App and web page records

== Segment start ==

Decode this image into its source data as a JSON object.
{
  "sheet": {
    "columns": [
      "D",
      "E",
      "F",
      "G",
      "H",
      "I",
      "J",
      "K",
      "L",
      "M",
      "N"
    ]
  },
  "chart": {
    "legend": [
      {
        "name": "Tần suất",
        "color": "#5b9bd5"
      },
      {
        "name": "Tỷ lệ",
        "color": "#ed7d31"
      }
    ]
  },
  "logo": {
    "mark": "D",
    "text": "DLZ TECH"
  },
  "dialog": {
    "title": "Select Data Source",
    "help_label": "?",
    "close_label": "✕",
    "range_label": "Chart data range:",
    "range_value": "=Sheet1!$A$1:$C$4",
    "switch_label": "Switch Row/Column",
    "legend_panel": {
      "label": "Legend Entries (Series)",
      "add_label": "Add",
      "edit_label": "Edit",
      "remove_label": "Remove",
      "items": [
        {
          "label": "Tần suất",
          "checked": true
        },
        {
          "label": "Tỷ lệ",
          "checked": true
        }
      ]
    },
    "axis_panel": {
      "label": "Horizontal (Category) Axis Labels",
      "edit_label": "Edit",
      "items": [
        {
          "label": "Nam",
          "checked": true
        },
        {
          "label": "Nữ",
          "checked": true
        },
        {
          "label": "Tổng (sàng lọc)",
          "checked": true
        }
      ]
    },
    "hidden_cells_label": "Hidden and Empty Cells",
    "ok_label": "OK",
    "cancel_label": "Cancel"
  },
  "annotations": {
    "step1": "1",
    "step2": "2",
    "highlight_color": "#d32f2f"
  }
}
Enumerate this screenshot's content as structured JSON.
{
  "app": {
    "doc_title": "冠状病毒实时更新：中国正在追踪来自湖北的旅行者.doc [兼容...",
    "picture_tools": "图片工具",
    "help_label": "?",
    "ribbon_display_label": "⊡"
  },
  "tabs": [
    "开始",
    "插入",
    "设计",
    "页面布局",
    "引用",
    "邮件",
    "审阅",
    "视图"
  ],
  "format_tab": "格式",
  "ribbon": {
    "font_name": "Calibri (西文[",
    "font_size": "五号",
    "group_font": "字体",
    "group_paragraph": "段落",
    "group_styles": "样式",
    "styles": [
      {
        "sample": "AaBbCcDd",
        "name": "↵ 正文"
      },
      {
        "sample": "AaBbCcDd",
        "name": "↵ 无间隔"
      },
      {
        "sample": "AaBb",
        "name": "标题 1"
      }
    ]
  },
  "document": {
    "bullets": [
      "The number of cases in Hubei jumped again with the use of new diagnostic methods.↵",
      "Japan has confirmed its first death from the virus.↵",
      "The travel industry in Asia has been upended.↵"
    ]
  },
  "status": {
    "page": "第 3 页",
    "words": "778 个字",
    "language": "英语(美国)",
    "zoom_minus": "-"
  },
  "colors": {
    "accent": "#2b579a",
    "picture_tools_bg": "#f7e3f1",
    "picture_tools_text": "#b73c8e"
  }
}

== Segment end ==
== Segment start ==

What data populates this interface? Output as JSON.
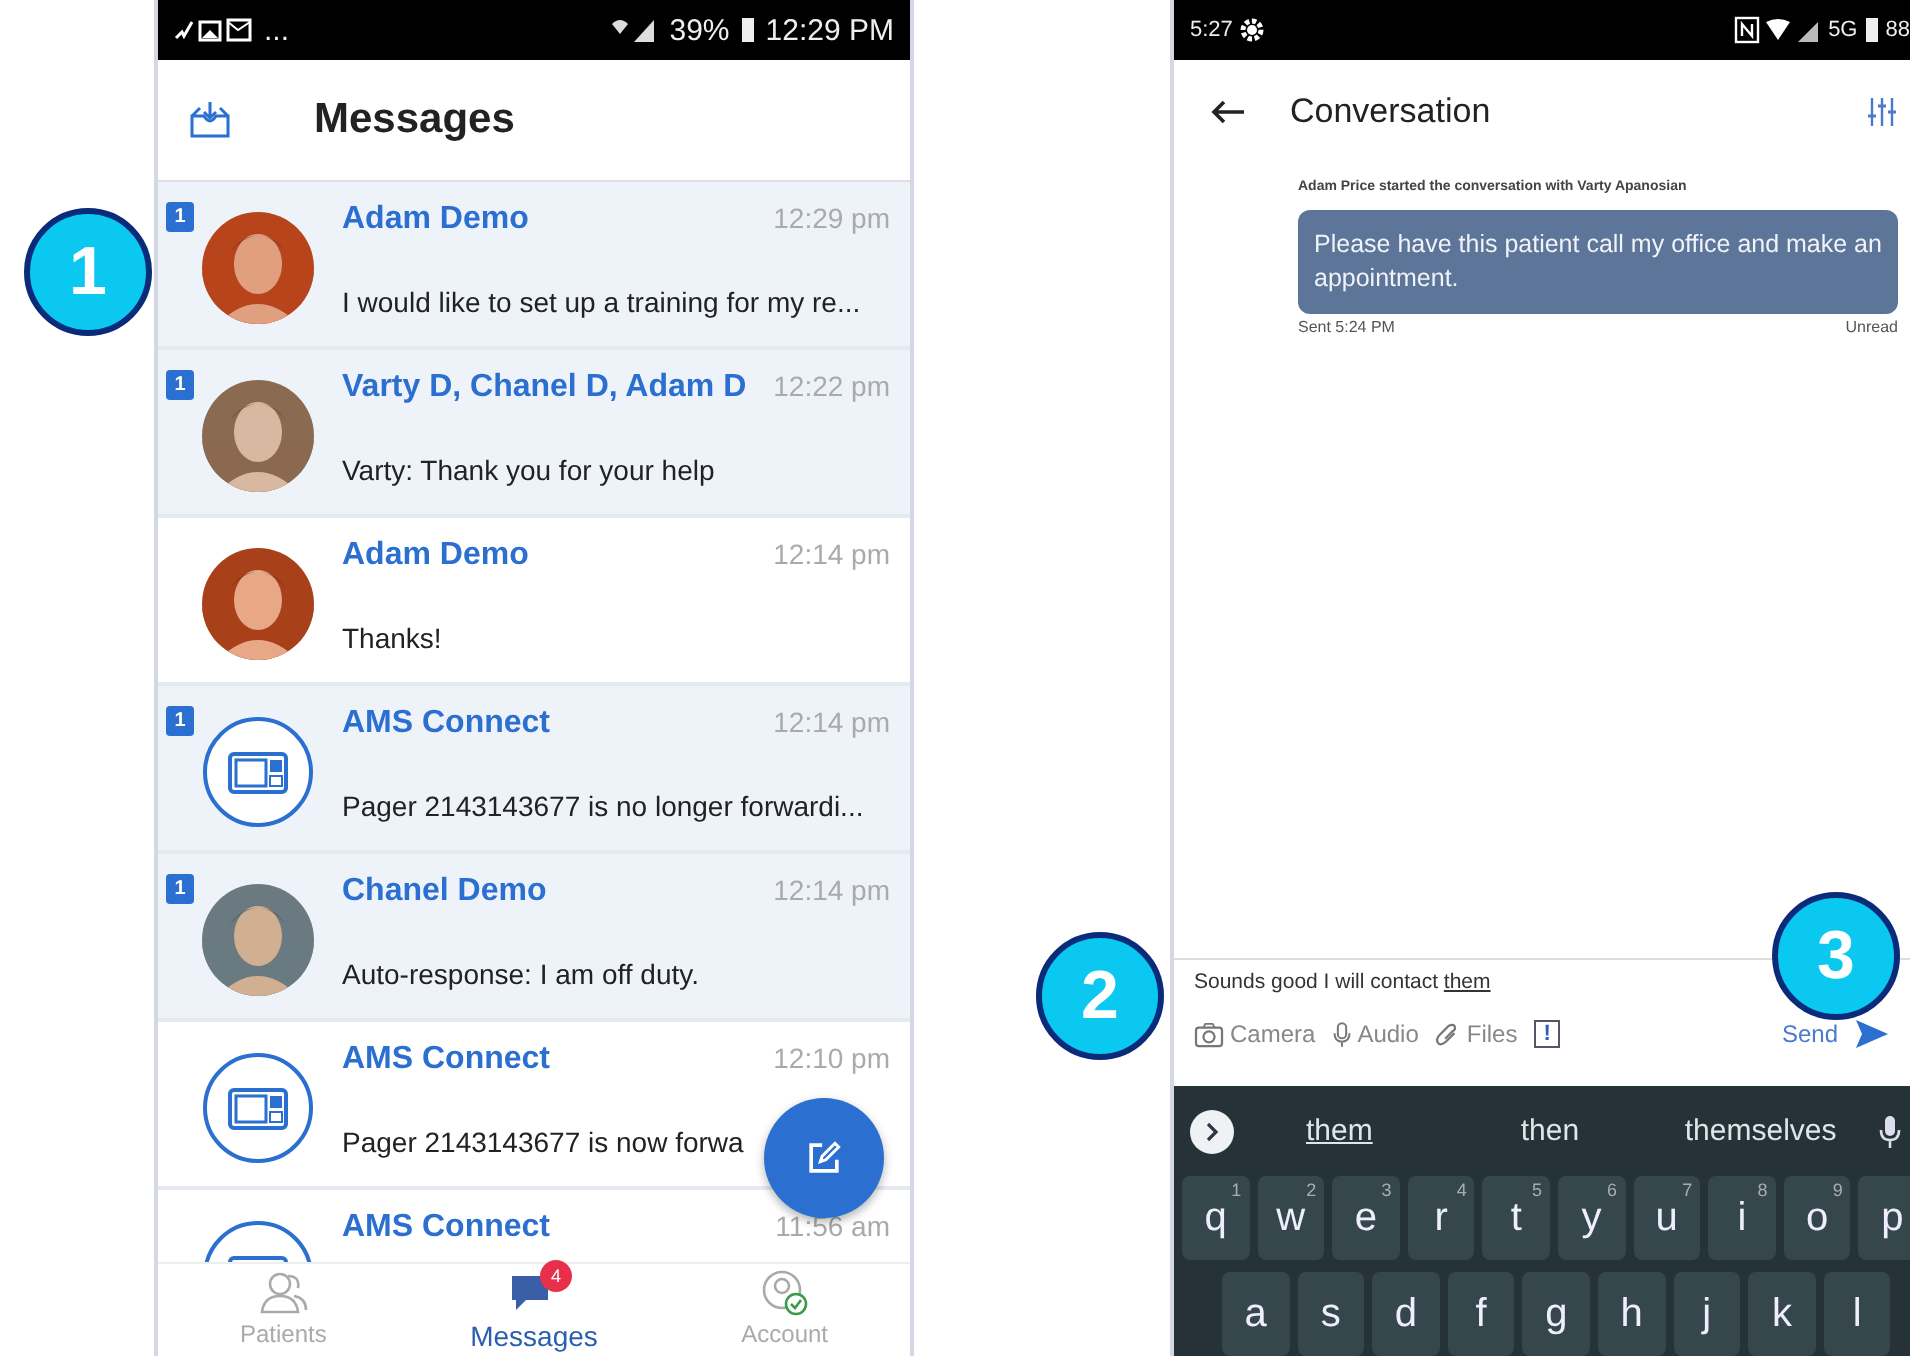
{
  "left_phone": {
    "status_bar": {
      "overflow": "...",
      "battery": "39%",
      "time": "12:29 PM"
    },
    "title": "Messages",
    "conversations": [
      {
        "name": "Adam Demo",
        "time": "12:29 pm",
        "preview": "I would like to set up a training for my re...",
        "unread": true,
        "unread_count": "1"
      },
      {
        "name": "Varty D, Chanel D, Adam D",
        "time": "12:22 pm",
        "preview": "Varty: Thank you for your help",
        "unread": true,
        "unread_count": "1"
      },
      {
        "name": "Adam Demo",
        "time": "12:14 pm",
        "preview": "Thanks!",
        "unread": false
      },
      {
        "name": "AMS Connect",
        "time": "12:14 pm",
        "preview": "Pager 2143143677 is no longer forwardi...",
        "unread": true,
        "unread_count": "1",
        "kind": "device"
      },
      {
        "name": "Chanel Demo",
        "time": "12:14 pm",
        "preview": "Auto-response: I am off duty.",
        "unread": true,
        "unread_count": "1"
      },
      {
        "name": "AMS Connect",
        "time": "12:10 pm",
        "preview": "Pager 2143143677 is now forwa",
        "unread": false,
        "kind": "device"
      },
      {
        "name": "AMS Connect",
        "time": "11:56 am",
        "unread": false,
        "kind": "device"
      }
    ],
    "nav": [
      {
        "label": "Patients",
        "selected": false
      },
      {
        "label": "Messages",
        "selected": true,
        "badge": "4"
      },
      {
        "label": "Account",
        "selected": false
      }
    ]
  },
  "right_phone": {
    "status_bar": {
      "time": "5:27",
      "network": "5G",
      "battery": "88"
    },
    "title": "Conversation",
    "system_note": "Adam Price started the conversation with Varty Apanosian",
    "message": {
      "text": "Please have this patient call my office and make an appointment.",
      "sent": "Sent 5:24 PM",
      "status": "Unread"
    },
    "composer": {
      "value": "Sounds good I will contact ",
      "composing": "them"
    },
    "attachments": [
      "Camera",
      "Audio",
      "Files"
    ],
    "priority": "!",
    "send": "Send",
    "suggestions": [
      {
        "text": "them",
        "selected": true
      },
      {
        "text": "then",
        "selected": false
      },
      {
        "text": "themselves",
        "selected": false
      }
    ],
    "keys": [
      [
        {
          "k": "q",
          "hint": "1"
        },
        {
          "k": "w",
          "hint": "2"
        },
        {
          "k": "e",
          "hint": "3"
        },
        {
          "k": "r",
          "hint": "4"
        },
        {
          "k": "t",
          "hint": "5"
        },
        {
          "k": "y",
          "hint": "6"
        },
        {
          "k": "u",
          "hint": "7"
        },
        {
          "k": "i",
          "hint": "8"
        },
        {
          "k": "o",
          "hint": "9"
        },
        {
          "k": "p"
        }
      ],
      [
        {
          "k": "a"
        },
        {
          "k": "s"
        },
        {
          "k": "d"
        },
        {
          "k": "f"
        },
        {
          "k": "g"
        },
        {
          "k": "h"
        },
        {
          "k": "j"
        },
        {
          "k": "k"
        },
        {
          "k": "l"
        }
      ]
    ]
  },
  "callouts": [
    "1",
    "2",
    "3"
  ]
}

== Segment end ==

## WORK INSTRUCTION
Tell how many lines in the records above contain "Varty", giving the number and no other words.

## REPLY TO THE TASK
3